┌────────

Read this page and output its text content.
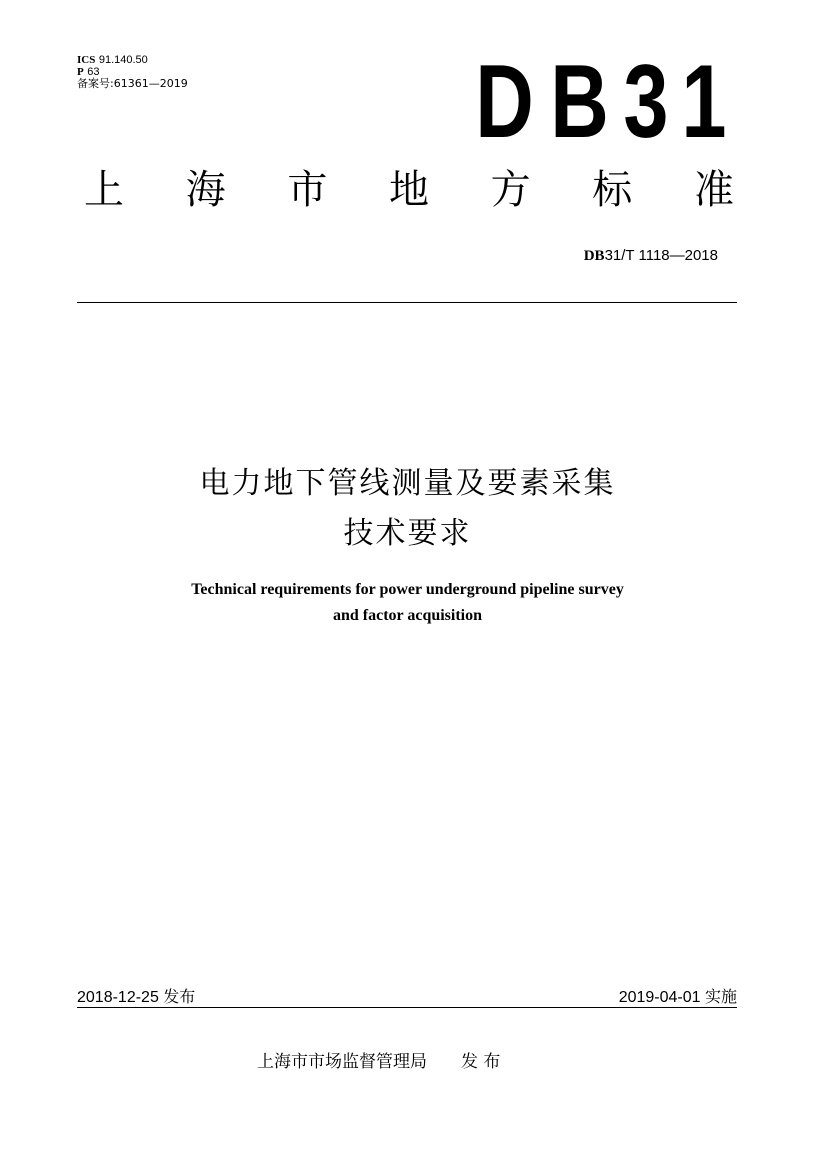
ICS 91.140.50
P 63
备案号:61361—2019	D B 3 1
上 海 市 地 方 标 准
DB31/T 1118—2018
电力地下管线测量及要素采集
技术要求
Technical requirements for power underground pipeline survey
and factor acquisition
2018-12-25 发布	2019-04-01 实施
上海市市场监督管理局 发 布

└────────

> Problem
Extract the text of all the records above verbatim, excluding pictures.

> Complete answer
Read this page and output its text content.
ICS 91.140.50
P 63
备案号:61361—2019	D B 3 1
上 海 市 地 方 标 准
DB31/T 1118—2018
电力地下管线测量及要素采集
技术要求
Technical requirements for power underground pipeline survey
and factor acquisition
2018-12-25 发布	2019-04-01 实施
上海市市场监督管理局 发 布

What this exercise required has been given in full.